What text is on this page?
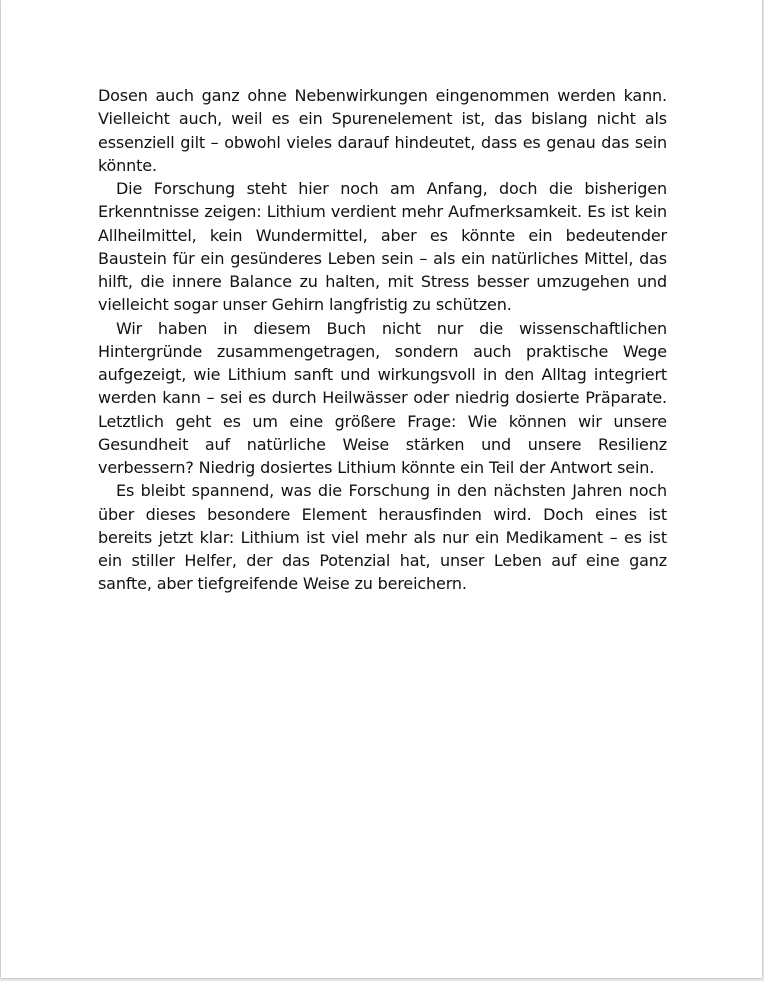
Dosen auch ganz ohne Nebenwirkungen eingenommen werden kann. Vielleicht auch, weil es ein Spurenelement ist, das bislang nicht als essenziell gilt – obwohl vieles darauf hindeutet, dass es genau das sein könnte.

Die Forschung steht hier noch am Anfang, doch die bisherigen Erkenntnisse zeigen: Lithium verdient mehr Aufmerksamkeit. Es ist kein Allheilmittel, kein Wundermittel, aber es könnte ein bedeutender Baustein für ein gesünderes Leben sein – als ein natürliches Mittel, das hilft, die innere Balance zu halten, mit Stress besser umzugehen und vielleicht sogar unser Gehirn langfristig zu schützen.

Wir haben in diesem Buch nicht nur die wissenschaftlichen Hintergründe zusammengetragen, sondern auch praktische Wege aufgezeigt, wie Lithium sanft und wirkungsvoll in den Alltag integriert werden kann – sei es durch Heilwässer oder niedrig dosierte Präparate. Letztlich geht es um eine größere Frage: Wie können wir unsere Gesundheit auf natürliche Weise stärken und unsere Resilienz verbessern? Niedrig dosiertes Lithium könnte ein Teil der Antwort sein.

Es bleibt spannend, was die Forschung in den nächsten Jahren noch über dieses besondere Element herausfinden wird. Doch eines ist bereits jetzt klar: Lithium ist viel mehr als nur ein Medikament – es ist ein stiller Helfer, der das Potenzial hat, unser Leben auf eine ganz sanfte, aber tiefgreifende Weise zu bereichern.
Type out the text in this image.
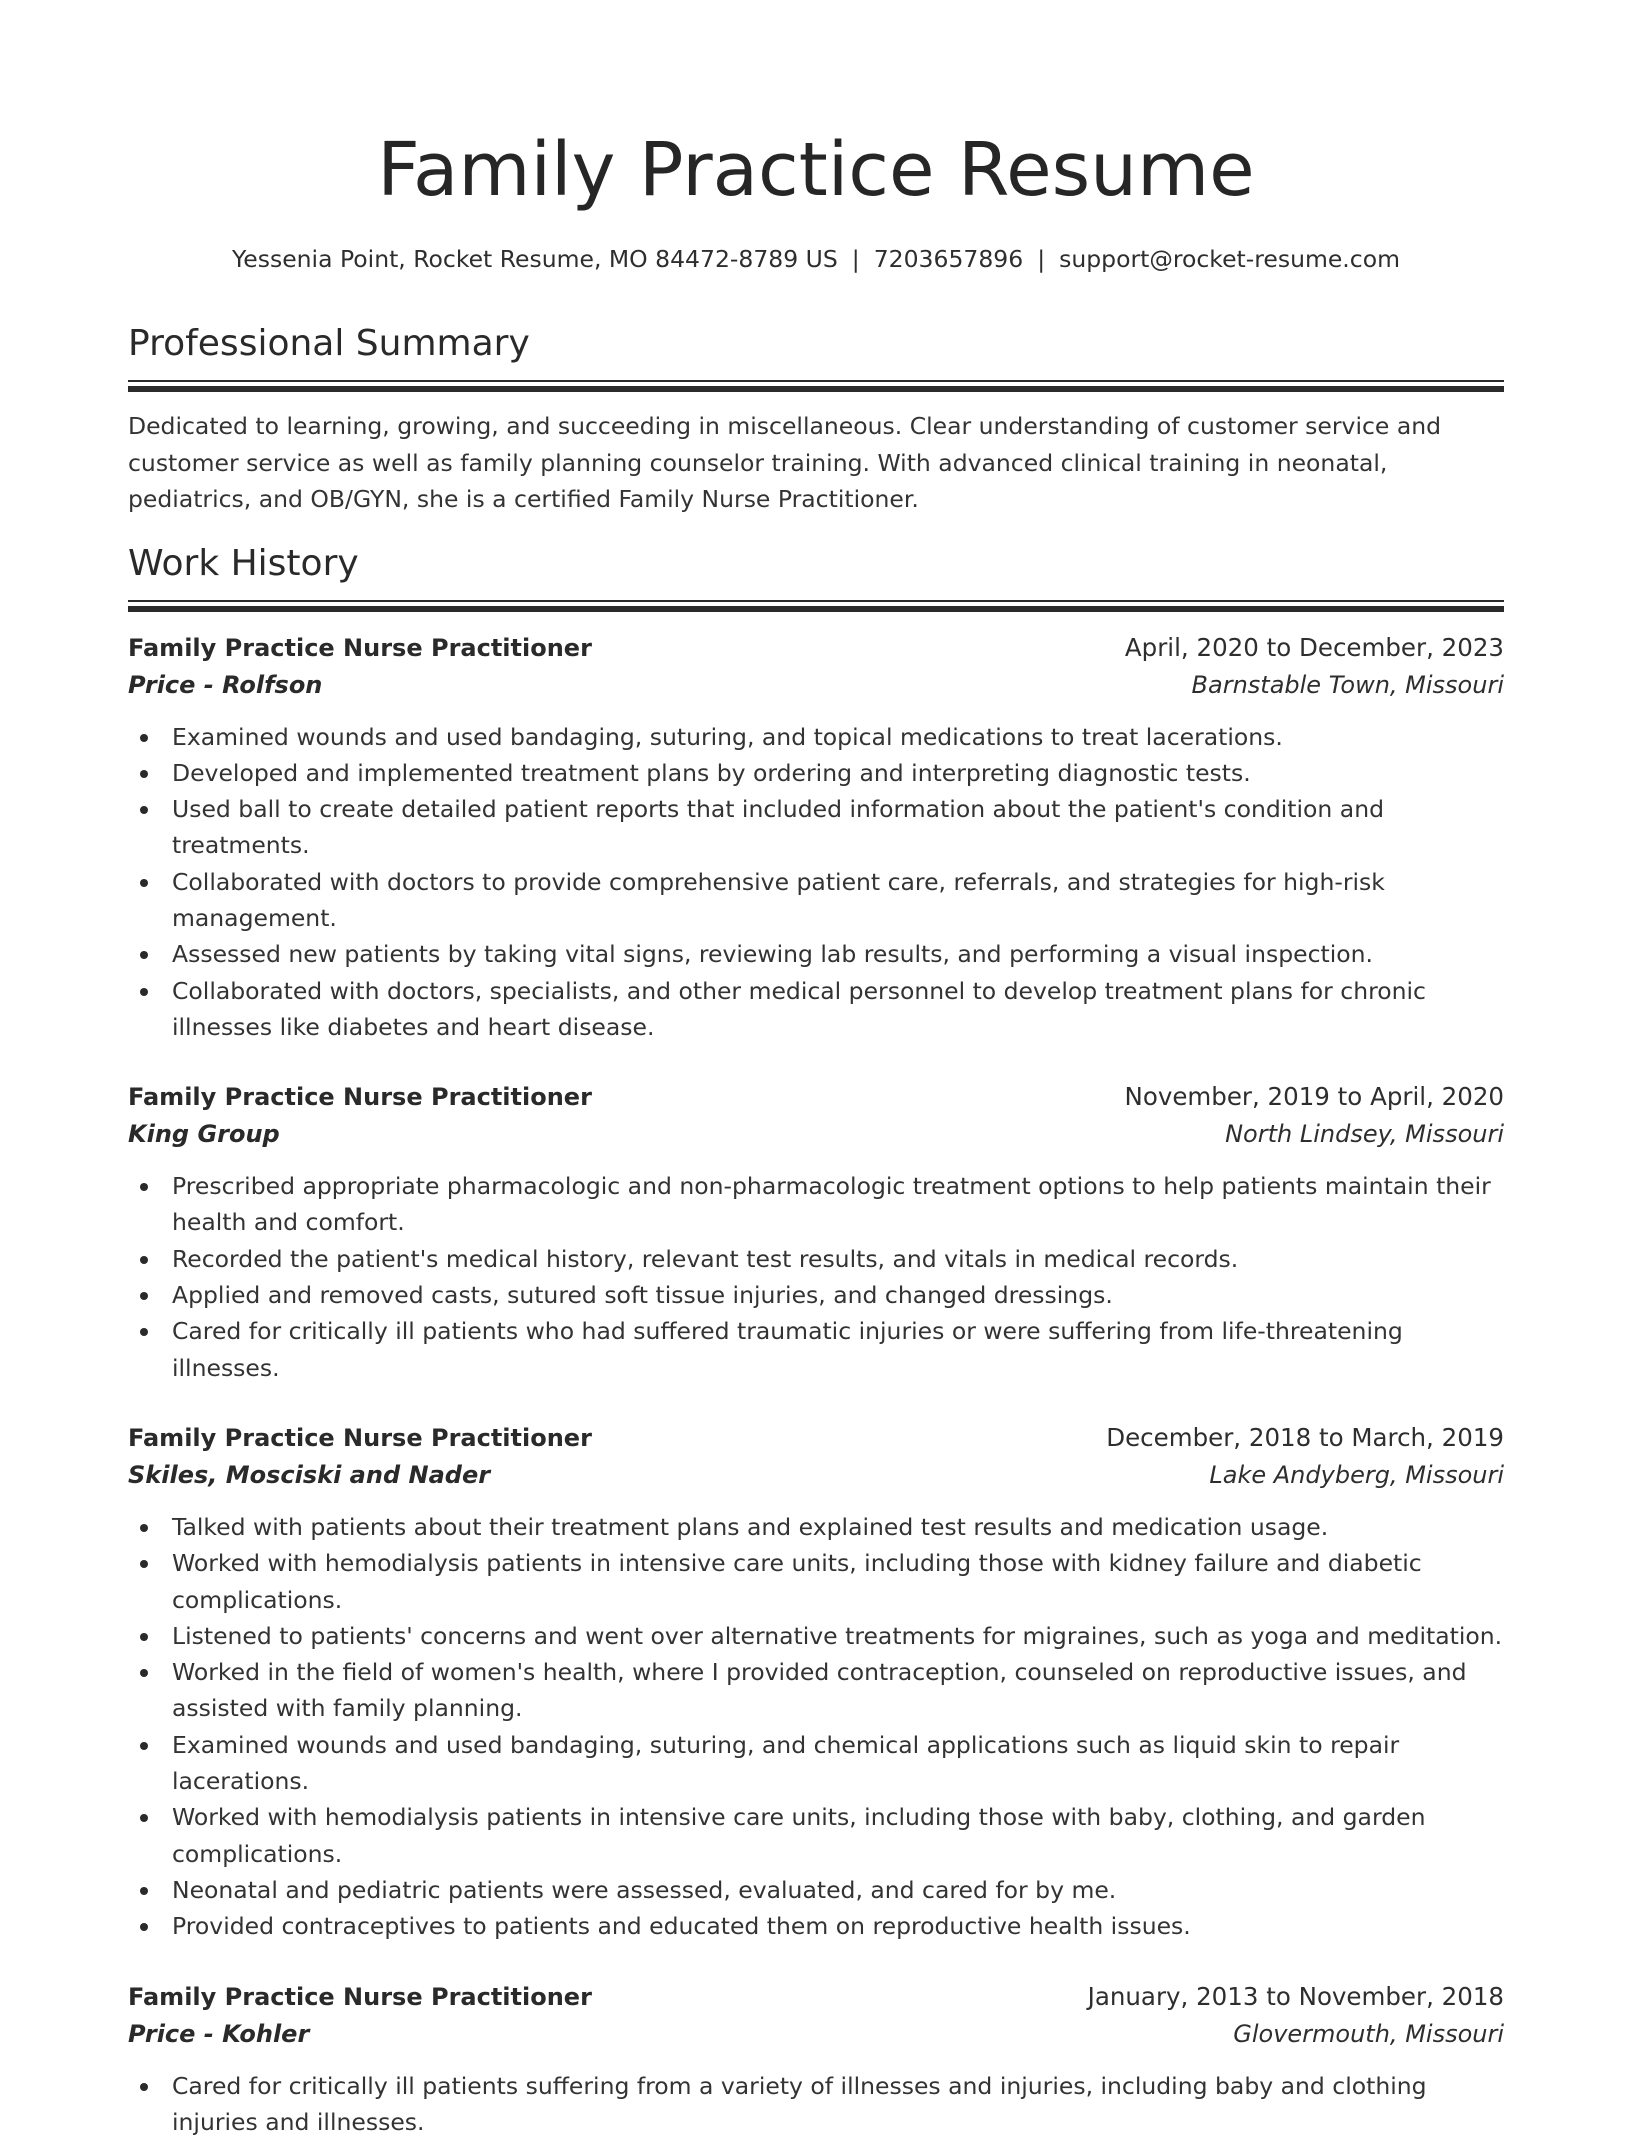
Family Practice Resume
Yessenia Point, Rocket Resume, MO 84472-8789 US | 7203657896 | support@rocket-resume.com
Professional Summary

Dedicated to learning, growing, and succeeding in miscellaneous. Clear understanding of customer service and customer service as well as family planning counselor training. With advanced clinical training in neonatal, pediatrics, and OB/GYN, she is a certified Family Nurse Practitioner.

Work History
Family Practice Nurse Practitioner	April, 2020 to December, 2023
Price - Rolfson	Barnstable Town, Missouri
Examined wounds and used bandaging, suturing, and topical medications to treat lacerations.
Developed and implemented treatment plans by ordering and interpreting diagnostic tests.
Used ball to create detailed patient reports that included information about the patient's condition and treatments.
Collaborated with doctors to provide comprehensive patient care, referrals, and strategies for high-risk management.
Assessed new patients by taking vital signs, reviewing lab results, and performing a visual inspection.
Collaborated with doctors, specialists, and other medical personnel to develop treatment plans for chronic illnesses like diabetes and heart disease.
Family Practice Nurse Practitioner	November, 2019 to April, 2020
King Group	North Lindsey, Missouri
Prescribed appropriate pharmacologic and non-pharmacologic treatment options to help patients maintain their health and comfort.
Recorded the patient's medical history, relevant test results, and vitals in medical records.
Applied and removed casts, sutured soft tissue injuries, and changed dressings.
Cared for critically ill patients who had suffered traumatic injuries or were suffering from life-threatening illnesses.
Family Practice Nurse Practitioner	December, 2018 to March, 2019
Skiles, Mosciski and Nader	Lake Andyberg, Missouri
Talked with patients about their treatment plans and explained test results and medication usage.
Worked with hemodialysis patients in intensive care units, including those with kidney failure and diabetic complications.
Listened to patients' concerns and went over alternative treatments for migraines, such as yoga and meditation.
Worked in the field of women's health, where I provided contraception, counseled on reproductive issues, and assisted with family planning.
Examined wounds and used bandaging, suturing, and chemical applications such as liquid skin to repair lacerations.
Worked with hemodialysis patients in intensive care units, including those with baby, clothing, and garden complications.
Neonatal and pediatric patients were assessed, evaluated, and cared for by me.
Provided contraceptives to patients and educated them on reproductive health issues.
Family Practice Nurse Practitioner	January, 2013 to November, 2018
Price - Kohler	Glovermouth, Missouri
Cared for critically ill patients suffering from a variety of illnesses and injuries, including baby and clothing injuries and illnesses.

AIM OF THE EXERCISE -
Would you please copy every line in the data that contains the word "issues"?

WRITTEN SOLUTION -
Worked in the field of women's health, where I provided contraception, counseled on reproductive issues, and assisted with family planning.
Provided contraceptives to patients and educated them on reproductive health issues.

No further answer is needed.